**GIVEN TASK**
Quote the whole listing word for word, please.

Records contained in a dataset:
※ ※ ※
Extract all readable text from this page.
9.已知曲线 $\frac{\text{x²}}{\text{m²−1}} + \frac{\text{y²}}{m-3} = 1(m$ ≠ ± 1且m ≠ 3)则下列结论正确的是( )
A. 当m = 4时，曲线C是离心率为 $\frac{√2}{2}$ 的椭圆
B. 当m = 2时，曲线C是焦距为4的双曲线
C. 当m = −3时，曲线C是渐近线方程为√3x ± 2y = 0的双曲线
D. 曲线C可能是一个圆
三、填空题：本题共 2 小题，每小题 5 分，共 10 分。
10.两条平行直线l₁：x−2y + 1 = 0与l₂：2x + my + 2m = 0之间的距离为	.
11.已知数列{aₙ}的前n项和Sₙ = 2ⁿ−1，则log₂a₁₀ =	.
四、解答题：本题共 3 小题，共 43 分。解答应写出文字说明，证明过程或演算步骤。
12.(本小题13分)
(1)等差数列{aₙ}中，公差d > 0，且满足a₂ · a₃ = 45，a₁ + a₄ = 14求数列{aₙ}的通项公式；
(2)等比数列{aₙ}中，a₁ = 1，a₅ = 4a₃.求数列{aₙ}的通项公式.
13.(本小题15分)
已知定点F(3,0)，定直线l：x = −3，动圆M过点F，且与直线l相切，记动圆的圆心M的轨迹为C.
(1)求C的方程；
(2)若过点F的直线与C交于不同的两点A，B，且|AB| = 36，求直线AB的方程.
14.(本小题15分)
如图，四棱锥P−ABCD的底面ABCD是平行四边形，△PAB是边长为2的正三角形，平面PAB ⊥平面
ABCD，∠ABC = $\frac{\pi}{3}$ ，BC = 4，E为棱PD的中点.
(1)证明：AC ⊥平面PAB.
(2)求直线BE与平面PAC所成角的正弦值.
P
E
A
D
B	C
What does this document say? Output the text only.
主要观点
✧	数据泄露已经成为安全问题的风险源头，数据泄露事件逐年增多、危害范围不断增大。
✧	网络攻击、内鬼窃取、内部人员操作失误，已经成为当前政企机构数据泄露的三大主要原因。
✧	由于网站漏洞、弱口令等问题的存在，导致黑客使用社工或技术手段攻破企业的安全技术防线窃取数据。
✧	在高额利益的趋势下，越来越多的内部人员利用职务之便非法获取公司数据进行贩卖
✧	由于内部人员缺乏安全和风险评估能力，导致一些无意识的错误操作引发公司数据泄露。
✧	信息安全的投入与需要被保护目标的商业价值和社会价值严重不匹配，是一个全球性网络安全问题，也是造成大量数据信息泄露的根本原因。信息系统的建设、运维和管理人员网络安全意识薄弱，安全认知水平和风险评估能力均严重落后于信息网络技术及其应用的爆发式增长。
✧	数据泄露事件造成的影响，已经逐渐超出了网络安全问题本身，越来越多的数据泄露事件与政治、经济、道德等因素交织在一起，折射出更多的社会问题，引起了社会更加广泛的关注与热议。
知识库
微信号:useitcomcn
※ ※ ※
**FULL ANSWER**
Extract all readable text from this page.
9.已知曲线 $\frac{\text{x²}}{\text{m²−1}} + \frac{\text{y²}}{m-3} = 1(m$ ≠ ± 1且m ≠ 3)则下列结论正确的是( )
A. 当m = 4时，曲线C是离心率为 $\frac{√2}{2}$ 的椭圆
B. 当m = 2时，曲线C是焦距为4的双曲线
C. 当m = −3时，曲线C是渐近线方程为√3x ± 2y = 0的双曲线
D. 曲线C可能是一个圆
三、填空题：本题共 2 小题，每小题 5 分，共 10 分。
10.两条平行直线l₁：x−2y + 1 = 0与l₂：2x + my + 2m = 0之间的距离为	.
11.已知数列{aₙ}的前n项和Sₙ = 2ⁿ−1，则log₂a₁₀ =	.
四、解答题：本题共 3 小题，共 43 分。解答应写出文字说明，证明过程或演算步骤。
12.(本小题13分)
(1)等差数列{aₙ}中，公差d > 0，且满足a₂ · a₃ = 45，a₁ + a₄ = 14求数列{aₙ}的通项公式；
(2)等比数列{aₙ}中，a₁ = 1，a₅ = 4a₃.求数列{aₙ}的通项公式.
13.(本小题15分)
已知定点F(3,0)，定直线l：x = −3，动圆M过点F，且与直线l相切，记动圆的圆心M的轨迹为C.
(1)求C的方程；
(2)若过点F的直线与C交于不同的两点A，B，且|AB| = 36，求直线AB的方程.
14.(本小题15分)
如图，四棱锥P−ABCD的底面ABCD是平行四边形，△PAB是边长为2的正三角形，平面PAB ⊥平面
ABCD，∠ABC = $\frac{\pi}{3}$ ，BC = 4，E为棱PD的中点.
(1)证明：AC ⊥平面PAB.
(2)求直线BE与平面PAC所成角的正弦值.
P
E
A
D
B	C
What does this document say? Output the text only.
主要观点
✧	数据泄露已经成为安全问题的风险源头，数据泄露事件逐年增多、危害范围不断增大。
✧	网络攻击、内鬼窃取、内部人员操作失误，已经成为当前政企机构数据泄露的三大主要原因。
✧	由于网站漏洞、弱口令等问题的存在，导致黑客使用社工或技术手段攻破企业的安全技术防线窃取数据。
✧	在高额利益的趋势下，越来越多的内部人员利用职务之便非法获取公司数据进行贩卖
✧	由于内部人员缺乏安全和风险评估能力，导致一些无意识的错误操作引发公司数据泄露。
✧	信息安全的投入与需要被保护目标的商业价值和社会价值严重不匹配，是一个全球性网络安全问题，也是造成大量数据信息泄露的根本原因。信息系统的建设、运维和管理人员网络安全意识薄弱，安全认知水平和风险评估能力均严重落后于信息网络技术及其应用的爆发式增长。
✧	数据泄露事件造成的影响，已经逐渐超出了网络安全问题本身，越来越多的数据泄露事件与政治、经济、道德等因素交织在一起，折射出更多的社会问题，引起了社会更加广泛的关注与热议。
知识库
微信号:useitcomcn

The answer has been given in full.